• _EXERCISE BRIEF_: Below are the records; pull every line that includes "Kasviatlas".

Dataset rows
>>
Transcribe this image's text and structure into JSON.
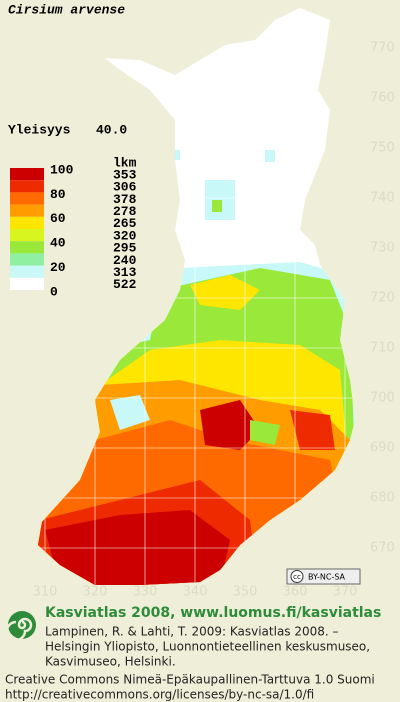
{
  "title": "Cirsium arvense",
  "frequency": {
    "label": "Yleisyys",
    "value": "40.0"
  },
  "legend": {
    "scale_labels": [
      100,
      80,
      60,
      40,
      20,
      0
    ],
    "count_header": "lkm",
    "colors": [
      "#cc0000",
      "#ee2a00",
      "#ff6a00",
      "#ff9c00",
      "#ffe600",
      "#d8f520",
      "#9ae83a",
      "#8ef0a0",
      "#c8f8f8",
      "#ffffff"
    ],
    "counts": [
      353,
      306,
      378,
      278,
      265,
      320,
      295,
      240,
      313,
      522
    ]
  },
  "map": {
    "northing_labels": [
      770,
      760,
      750,
      740,
      730,
      720,
      710,
      700,
      690,
      680,
      670
    ],
    "easting_labels": [
      310,
      320,
      330,
      340,
      350,
      360,
      370
    ],
    "badge": "BY-NC-SA"
  },
  "footer": {
    "heading": "Kasviatlas 2008, www.luomus.fi/kasviatlas",
    "citation": [
      "Lampinen, R. & Lahti, T. 2009: Kasviatlas 2008. –",
      "Helsingin Yliopisto, Luonnontieteellinen keskusmuseo,",
      "Kasvimuseo, Helsinki."
    ],
    "license": [
      "Creative Commons Nimeä-Epäkaupallinen-Tarttuva 1.0 Suomi",
      "http://creativecommons.org/licenses/by-nc-sa/1.0/fi"
    ]
  }
}
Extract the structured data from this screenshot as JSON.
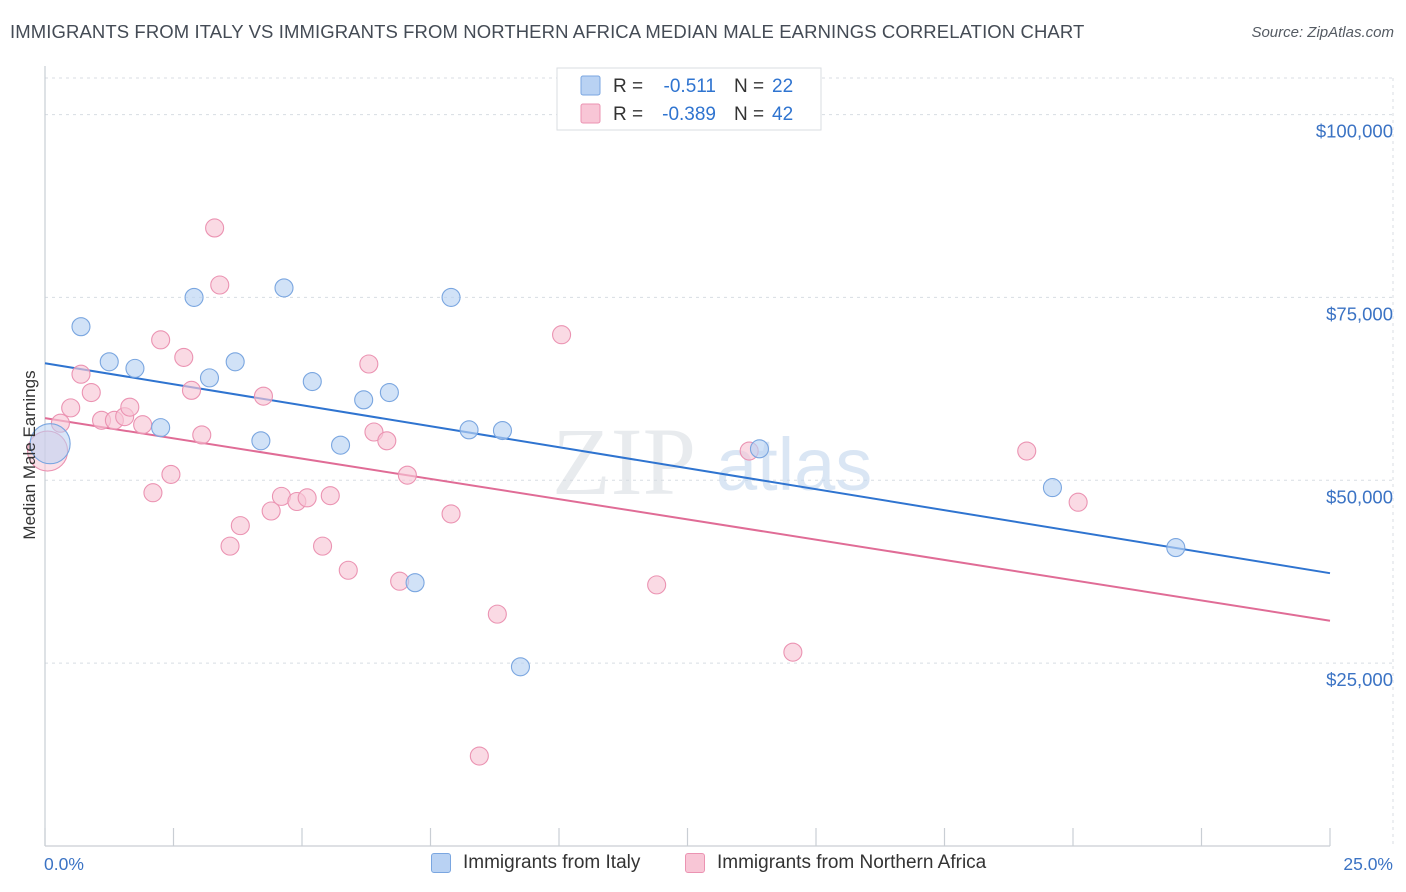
<<
• _PROBLEM SOLUTION_:
    "heading": "Kasviatlas 2008, www.luomus.fi/kasviatlas",
      "Lampinen, R. & Lahti, T. 2009: Kasviatlas 2008. –",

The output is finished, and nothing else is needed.